**Problem to solve:** Pull out every line with the word "type" from the entries below.

**Entries shown:**
# # #

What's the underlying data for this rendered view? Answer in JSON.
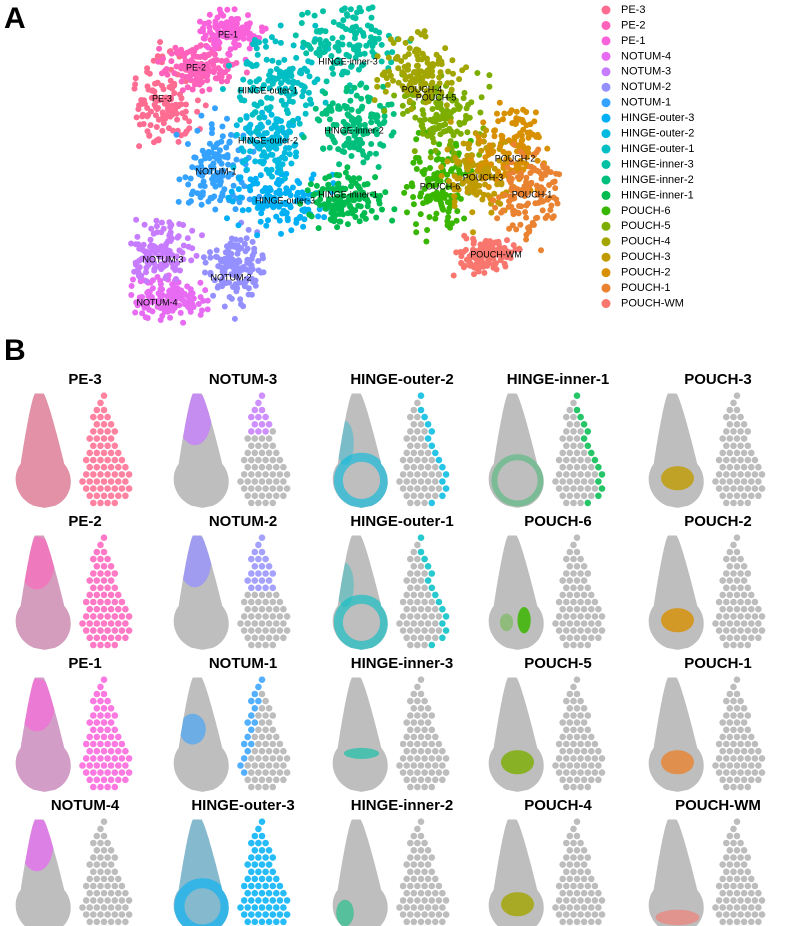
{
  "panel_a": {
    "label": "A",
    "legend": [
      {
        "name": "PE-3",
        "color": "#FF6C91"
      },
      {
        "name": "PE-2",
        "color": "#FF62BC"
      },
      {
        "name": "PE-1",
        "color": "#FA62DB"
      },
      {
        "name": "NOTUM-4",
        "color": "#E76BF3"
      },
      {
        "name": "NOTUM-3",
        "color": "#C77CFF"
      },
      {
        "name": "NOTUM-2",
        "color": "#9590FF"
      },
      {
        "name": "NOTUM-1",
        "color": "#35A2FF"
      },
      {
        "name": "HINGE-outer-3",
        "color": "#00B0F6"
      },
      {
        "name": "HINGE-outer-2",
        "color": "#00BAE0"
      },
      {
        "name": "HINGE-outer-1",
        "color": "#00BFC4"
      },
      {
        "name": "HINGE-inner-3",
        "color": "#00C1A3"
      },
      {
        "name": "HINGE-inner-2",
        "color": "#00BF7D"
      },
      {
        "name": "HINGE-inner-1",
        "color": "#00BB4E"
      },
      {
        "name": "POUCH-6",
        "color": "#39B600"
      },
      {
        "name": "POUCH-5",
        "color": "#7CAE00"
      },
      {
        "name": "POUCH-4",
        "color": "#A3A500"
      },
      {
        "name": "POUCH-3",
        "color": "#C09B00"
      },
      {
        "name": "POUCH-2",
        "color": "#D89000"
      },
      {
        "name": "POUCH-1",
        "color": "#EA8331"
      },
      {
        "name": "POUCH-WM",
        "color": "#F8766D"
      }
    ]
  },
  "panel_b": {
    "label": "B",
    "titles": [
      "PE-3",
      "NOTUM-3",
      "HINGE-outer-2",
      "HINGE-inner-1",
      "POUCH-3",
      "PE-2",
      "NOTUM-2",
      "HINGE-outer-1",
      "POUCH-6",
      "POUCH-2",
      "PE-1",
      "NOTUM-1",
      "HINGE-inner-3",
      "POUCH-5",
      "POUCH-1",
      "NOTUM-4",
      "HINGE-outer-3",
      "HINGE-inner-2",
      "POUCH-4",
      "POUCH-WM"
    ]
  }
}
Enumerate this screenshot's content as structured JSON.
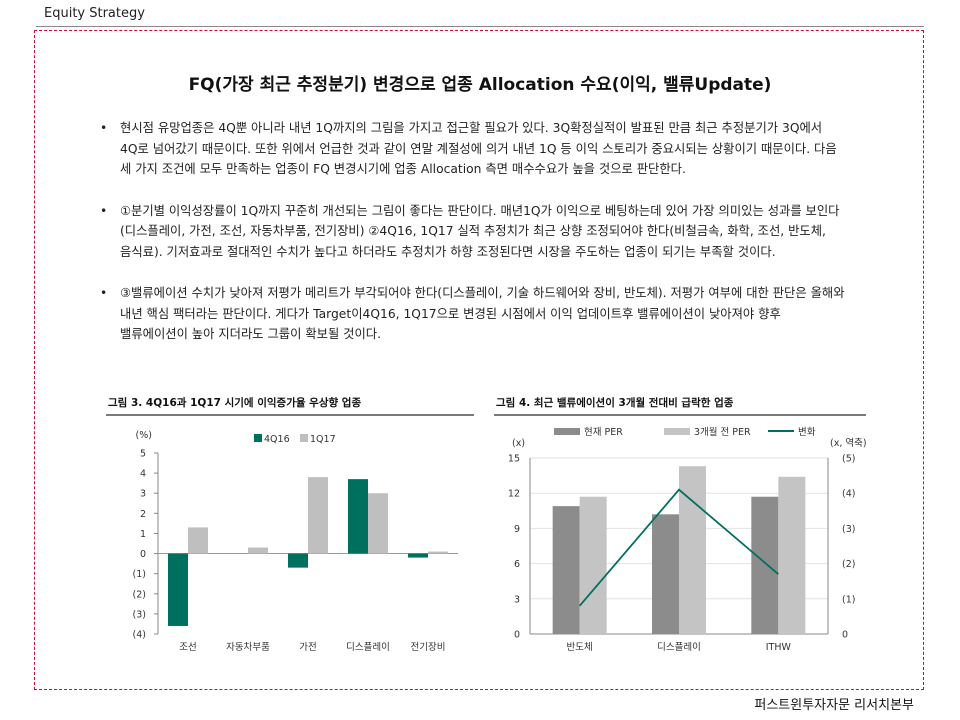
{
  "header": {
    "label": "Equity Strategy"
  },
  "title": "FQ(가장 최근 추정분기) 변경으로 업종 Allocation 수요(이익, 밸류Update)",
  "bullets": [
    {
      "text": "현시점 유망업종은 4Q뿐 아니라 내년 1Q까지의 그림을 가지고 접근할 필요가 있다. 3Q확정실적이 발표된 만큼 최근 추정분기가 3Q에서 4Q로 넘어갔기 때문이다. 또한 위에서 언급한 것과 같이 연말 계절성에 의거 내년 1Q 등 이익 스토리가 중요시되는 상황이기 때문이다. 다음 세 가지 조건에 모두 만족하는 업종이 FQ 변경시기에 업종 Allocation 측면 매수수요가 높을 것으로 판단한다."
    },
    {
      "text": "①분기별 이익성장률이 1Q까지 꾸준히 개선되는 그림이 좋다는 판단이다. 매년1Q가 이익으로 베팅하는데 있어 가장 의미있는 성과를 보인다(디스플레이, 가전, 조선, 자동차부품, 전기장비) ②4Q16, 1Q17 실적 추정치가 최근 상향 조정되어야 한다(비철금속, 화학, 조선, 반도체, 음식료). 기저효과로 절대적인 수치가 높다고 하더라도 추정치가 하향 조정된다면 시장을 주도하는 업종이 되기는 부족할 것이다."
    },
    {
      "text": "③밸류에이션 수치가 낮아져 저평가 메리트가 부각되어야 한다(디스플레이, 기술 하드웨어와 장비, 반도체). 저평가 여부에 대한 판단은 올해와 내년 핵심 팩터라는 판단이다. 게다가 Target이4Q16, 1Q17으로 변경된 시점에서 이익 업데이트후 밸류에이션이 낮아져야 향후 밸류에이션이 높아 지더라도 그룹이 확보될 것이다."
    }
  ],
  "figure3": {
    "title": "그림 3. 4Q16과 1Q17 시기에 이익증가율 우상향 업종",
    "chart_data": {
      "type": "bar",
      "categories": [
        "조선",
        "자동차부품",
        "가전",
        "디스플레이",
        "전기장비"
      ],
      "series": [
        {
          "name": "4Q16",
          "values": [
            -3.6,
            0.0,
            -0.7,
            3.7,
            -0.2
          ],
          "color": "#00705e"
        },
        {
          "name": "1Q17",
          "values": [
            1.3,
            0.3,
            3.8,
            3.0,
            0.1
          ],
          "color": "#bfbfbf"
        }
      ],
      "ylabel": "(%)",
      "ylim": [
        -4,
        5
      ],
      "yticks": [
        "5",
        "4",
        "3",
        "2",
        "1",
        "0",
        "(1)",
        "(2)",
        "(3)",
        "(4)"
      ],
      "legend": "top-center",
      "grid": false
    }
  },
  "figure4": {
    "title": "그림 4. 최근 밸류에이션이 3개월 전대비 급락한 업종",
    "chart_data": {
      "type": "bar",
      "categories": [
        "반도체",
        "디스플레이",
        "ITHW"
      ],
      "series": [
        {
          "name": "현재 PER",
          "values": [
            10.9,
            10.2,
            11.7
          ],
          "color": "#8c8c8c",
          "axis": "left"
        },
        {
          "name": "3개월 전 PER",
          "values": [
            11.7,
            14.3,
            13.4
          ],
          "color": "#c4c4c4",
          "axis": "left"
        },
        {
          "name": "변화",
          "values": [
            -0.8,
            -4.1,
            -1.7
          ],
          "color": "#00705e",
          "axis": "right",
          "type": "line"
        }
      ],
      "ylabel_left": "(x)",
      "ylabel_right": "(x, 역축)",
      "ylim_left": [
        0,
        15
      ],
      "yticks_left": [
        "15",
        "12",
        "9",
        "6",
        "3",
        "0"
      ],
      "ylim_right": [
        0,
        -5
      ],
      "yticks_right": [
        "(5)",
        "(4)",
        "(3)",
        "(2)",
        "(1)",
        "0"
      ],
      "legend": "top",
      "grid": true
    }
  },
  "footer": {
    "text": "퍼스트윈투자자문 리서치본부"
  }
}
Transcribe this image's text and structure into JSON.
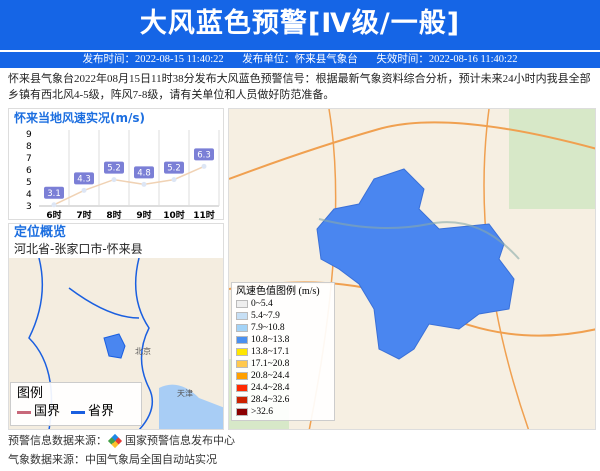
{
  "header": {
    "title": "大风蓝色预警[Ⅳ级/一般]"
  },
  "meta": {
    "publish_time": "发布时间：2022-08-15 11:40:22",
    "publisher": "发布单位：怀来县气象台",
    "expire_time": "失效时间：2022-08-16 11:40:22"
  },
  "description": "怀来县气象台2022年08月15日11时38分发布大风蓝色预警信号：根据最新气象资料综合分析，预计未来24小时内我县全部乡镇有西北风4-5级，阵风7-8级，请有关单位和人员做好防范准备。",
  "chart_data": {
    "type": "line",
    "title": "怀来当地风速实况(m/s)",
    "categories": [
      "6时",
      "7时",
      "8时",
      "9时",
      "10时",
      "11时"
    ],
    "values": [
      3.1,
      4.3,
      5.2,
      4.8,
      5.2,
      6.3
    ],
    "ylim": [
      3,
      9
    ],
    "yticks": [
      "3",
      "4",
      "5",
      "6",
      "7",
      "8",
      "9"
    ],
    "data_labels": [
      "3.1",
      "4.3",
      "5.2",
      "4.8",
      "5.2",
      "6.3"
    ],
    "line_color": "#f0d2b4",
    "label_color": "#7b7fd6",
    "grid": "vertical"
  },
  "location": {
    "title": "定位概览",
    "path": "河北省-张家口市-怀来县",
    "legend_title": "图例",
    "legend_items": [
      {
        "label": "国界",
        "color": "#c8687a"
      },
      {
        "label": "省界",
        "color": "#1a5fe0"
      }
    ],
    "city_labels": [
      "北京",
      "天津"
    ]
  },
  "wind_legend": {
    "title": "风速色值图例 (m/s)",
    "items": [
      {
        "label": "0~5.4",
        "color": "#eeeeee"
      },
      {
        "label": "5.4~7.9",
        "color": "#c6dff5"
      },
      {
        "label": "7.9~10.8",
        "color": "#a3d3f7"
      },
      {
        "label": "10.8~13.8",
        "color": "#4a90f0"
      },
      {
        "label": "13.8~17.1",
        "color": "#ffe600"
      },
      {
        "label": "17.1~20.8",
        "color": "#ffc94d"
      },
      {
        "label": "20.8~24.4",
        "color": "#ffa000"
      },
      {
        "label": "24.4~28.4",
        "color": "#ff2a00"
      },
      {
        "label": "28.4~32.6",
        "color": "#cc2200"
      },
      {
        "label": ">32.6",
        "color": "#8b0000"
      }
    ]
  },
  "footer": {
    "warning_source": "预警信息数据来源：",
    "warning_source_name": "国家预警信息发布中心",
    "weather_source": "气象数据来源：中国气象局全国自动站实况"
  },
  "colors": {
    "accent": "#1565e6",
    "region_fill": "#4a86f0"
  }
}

# # #

**Answer:**
      "type": "bar",
      "type": "bar",
          "type": "line"
    "type": "line",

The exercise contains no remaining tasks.